Source records —
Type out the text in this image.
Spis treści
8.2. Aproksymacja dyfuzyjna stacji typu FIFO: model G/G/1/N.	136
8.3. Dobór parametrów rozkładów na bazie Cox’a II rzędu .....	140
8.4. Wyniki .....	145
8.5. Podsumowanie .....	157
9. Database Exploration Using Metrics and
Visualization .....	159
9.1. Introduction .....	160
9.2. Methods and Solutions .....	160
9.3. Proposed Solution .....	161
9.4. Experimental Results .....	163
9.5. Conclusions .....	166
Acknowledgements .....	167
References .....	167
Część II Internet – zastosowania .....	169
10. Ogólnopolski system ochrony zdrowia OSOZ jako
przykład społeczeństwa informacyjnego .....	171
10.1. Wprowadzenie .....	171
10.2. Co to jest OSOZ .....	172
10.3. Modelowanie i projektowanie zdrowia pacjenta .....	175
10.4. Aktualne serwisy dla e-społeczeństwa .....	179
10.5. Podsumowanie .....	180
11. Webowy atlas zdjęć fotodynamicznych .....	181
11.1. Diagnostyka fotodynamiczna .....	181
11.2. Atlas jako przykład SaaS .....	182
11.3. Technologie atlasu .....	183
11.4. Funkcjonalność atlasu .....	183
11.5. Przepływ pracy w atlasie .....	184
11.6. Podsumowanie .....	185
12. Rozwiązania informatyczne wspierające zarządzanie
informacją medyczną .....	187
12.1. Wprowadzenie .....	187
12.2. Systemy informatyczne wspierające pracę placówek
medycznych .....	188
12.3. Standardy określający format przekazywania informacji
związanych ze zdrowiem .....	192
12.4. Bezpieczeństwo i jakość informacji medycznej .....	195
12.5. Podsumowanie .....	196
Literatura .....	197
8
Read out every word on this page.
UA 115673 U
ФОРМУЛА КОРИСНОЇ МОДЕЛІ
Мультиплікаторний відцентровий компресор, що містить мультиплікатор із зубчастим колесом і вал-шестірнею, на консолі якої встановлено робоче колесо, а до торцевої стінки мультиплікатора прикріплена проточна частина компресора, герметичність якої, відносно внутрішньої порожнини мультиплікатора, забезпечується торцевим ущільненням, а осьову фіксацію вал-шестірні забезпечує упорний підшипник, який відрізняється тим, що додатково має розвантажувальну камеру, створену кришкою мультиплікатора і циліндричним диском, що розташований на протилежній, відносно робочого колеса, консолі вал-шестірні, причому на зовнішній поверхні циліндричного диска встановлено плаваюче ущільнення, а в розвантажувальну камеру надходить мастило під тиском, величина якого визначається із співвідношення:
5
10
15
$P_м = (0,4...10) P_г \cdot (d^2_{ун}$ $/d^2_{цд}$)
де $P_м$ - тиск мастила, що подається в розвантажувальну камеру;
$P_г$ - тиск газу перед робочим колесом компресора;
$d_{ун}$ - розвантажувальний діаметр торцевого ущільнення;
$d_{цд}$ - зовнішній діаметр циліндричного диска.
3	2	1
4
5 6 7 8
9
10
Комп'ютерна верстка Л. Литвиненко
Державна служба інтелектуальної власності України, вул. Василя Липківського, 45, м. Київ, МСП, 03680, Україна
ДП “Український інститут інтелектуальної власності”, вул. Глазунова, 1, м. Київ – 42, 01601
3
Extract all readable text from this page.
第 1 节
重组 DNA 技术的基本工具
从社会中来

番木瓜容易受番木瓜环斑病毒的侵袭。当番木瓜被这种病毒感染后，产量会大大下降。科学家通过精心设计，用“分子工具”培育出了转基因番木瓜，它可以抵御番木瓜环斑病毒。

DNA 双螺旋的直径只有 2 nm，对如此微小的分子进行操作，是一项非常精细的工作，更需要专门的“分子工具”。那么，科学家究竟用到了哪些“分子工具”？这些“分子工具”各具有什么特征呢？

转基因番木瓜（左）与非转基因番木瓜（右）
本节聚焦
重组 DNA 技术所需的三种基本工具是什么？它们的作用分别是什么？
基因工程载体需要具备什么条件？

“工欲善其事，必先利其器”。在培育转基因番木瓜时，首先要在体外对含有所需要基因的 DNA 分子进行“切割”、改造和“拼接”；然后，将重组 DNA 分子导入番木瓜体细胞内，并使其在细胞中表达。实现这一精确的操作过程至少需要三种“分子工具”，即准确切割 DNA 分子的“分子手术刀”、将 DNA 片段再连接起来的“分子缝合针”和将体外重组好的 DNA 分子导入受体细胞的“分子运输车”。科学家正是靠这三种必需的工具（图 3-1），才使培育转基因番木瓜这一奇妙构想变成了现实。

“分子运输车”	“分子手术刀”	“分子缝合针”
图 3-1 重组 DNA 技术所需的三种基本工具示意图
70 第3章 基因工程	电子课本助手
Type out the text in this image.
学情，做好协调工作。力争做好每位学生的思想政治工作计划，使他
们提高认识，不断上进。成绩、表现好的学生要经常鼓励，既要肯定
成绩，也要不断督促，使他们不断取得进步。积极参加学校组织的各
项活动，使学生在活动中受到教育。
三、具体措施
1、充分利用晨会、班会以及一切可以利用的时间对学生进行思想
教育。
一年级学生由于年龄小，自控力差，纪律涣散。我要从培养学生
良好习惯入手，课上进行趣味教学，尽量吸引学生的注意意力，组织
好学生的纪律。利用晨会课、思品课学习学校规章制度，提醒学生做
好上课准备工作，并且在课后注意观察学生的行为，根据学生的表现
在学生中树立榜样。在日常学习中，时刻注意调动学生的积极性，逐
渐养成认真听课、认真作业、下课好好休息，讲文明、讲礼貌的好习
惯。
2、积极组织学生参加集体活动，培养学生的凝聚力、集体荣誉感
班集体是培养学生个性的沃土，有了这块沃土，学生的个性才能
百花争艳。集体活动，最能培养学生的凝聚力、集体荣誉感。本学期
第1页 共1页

Written task — Extract all of the data above and output it character for character.

Answer —
Type out the text in this image.
Spis treści
8.2. Aproksymacja dyfuzyjna stacji typu FIFO: model G/G/1/N.	136
8.3. Dobór parametrów rozkładów na bazie Cox’a II rzędu .....	140
8.4. Wyniki .....	145
8.5. Podsumowanie .....	157
9. Database Exploration Using Metrics and
Visualization .....	159
9.1. Introduction .....	160
9.2. Methods and Solutions .....	160
9.3. Proposed Solution .....	161
9.4. Experimental Results .....	163
9.5. Conclusions .....	166
Acknowledgements .....	167
References .....	167
Część II Internet – zastosowania .....	169
10. Ogólnopolski system ochrony zdrowia OSOZ jako
przykład społeczeństwa informacyjnego .....	171
10.1. Wprowadzenie .....	171
10.2. Co to jest OSOZ .....	172
10.3. Modelowanie i projektowanie zdrowia pacjenta .....	175
10.4. Aktualne serwisy dla e-społeczeństwa .....	179
10.5. Podsumowanie .....	180
11. Webowy atlas zdjęć fotodynamicznych .....	181
11.1. Diagnostyka fotodynamiczna .....	181
11.2. Atlas jako przykład SaaS .....	182
11.3. Technologie atlasu .....	183
11.4. Funkcjonalność atlasu .....	183
11.5. Przepływ pracy w atlasie .....	184
11.6. Podsumowanie .....	185
12. Rozwiązania informatyczne wspierające zarządzanie
informacją medyczną .....	187
12.1. Wprowadzenie .....	187
12.2. Systemy informatyczne wspierające pracę placówek
medycznych .....	188
12.3. Standardy określający format przekazywania informacji
związanych ze zdrowiem .....	192
12.4. Bezpieczeństwo i jakość informacji medycznej .....	195
12.5. Podsumowanie .....	196
Literatura .....	197
8
Read out every word on this page.
UA 115673 U
ФОРМУЛА КОРИСНОЇ МОДЕЛІ
Мультиплікаторний відцентровий компресор, що містить мультиплікатор із зубчастим колесом і вал-шестірнею, на консолі якої встановлено робоче колесо, а до торцевої стінки мультиплікатора прикріплена проточна частина компресора, герметичність якої, відносно внутрішньої порожнини мультиплікатора, забезпечується торцевим ущільненням, а осьову фіксацію вал-шестірні забезпечує упорний підшипник, який відрізняється тим, що додатково має розвантажувальну камеру, створену кришкою мультиплікатора і циліндричним диском, що розташований на протилежній, відносно робочого колеса, консолі вал-шестірні, причому на зовнішній поверхні циліндричного диска встановлено плаваюче ущільнення, а в розвантажувальну камеру надходить мастило під тиском, величина якого визначається із співвідношення:
5
10
15
$P_м = (0,4...10) P_г \cdot (d^2_{ун}$ $/d^2_{цд}$)
де $P_м$ - тиск мастила, що подається в розвантажувальну камеру;
$P_г$ - тиск газу перед робочим колесом компресора;
$d_{ун}$ - розвантажувальний діаметр торцевого ущільнення;
$d_{цд}$ - зовнішній діаметр циліндричного диска.
3	2	1
4
5 6 7 8
9
10
Комп'ютерна верстка Л. Литвиненко
Державна служба інтелектуальної власності України, вул. Василя Липківського, 45, м. Київ, МСП, 03680, Україна
ДП “Український інститут інтелектуальної власності”, вул. Глазунова, 1, м. Київ – 42, 01601
3
Extract all readable text from this page.
第 1 节
重组 DNA 技术的基本工具
从社会中来

番木瓜容易受番木瓜环斑病毒的侵袭。当番木瓜被这种病毒感染后，产量会大大下降。科学家通过精心设计，用“分子工具”培育出了转基因番木瓜，它可以抵御番木瓜环斑病毒。

DNA 双螺旋的直径只有 2 nm，对如此微小的分子进行操作，是一项非常精细的工作，更需要专门的“分子工具”。那么，科学家究竟用到了哪些“分子工具”？这些“分子工具”各具有什么特征呢？

转基因番木瓜（左）与非转基因番木瓜（右）
本节聚焦
重组 DNA 技术所需的三种基本工具是什么？它们的作用分别是什么？
基因工程载体需要具备什么条件？

“工欲善其事，必先利其器”。在培育转基因番木瓜时，首先要在体外对含有所需要基因的 DNA 分子进行“切割”、改造和“拼接”；然后，将重组 DNA 分子导入番木瓜体细胞内，并使其在细胞中表达。实现这一精确的操作过程至少需要三种“分子工具”，即准确切割 DNA 分子的“分子手术刀”、将 DNA 片段再连接起来的“分子缝合针”和将体外重组好的 DNA 分子导入受体细胞的“分子运输车”。科学家正是靠这三种必需的工具（图 3-1），才使培育转基因番木瓜这一奇妙构想变成了现实。

“分子运输车”	“分子手术刀”	“分子缝合针”
图 3-1 重组 DNA 技术所需的三种基本工具示意图
70 第3章 基因工程	电子课本助手
Type out the text in this image.
学情，做好协调工作。力争做好每位学生的思想政治工作计划，使他
们提高认识，不断上进。成绩、表现好的学生要经常鼓励，既要肯定
成绩，也要不断督促，使他们不断取得进步。积极参加学校组织的各
项活动，使学生在活动中受到教育。
三、具体措施
1、充分利用晨会、班会以及一切可以利用的时间对学生进行思想
教育。
一年级学生由于年龄小，自控力差，纪律涣散。我要从培养学生
良好习惯入手，课上进行趣味教学，尽量吸引学生的注意意力，组织
好学生的纪律。利用晨会课、思品课学习学校规章制度，提醒学生做
好上课准备工作，并且在课后注意观察学生的行为，根据学生的表现
在学生中树立榜样。在日常学习中，时刻注意调动学生的积极性，逐
渐养成认真听课、认真作业、下课好好休息，讲文明、讲礼貌的好习
惯。
2、积极组织学生参加集体活动，培养学生的凝聚力、集体荣誉感
班集体是培养学生个性的沃土，有了这块沃土，学生的个性才能
百花争艳。集体活动，最能培养学生的凝聚力、集体荣誉感。本学期
第1页 共1页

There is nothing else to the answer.